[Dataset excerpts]

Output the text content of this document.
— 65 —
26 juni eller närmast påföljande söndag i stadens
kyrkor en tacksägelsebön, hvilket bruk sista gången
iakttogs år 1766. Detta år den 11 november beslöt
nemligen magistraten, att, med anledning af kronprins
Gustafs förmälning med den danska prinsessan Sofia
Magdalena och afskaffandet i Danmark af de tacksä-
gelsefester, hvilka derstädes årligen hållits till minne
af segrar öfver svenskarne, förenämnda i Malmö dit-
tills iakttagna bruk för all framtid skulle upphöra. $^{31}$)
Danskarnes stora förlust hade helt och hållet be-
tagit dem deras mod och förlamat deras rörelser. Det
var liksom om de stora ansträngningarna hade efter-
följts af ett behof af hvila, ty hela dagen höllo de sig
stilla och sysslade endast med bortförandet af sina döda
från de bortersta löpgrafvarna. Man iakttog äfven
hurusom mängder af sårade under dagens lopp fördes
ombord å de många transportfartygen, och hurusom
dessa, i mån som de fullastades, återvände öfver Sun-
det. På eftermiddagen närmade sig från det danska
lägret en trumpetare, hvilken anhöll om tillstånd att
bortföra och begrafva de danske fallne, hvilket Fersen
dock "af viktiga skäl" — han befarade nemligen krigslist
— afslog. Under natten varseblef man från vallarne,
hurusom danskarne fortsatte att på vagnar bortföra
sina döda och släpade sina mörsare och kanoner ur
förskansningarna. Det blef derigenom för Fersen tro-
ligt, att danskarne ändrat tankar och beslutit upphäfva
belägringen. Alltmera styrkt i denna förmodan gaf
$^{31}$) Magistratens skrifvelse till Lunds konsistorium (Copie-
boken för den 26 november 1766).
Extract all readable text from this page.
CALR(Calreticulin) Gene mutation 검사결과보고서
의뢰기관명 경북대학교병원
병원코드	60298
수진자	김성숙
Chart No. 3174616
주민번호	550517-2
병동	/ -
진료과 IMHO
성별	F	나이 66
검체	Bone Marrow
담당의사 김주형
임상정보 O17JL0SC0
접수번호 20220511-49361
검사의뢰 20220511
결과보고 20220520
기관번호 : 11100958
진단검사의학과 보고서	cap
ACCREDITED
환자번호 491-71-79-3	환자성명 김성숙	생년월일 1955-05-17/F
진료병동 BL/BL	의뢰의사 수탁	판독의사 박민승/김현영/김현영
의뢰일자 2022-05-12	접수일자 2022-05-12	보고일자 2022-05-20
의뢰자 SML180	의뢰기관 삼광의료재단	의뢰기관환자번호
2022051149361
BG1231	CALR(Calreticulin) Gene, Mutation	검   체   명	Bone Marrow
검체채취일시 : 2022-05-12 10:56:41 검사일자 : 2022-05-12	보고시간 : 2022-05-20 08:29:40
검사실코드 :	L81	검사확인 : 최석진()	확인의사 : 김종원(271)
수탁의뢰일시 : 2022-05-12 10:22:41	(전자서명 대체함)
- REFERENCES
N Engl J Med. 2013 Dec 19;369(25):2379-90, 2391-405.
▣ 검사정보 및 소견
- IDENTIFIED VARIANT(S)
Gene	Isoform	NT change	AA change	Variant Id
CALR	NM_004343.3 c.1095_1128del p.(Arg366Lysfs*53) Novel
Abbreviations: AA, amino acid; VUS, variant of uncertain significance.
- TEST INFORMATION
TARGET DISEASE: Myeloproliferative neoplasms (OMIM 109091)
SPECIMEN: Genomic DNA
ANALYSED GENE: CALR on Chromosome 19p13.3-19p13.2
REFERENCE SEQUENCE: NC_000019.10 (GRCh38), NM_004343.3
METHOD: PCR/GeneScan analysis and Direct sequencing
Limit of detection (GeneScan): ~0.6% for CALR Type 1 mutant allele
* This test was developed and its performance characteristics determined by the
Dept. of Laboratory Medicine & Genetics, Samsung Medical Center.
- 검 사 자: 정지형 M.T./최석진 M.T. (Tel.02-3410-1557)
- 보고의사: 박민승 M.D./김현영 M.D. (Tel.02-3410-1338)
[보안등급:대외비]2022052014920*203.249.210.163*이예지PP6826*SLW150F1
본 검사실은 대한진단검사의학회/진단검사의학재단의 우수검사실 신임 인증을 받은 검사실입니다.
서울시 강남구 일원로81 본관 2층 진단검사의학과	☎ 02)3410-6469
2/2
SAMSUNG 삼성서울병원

* WORK TO COMPLETE:
Whenever the string "stora" occurs in a line of the entries above, copy that line.

* SOLUTION:
Danskarnes stora förlust hade helt och hållet be-
var liksom om de stora ansträngningarna hade efter-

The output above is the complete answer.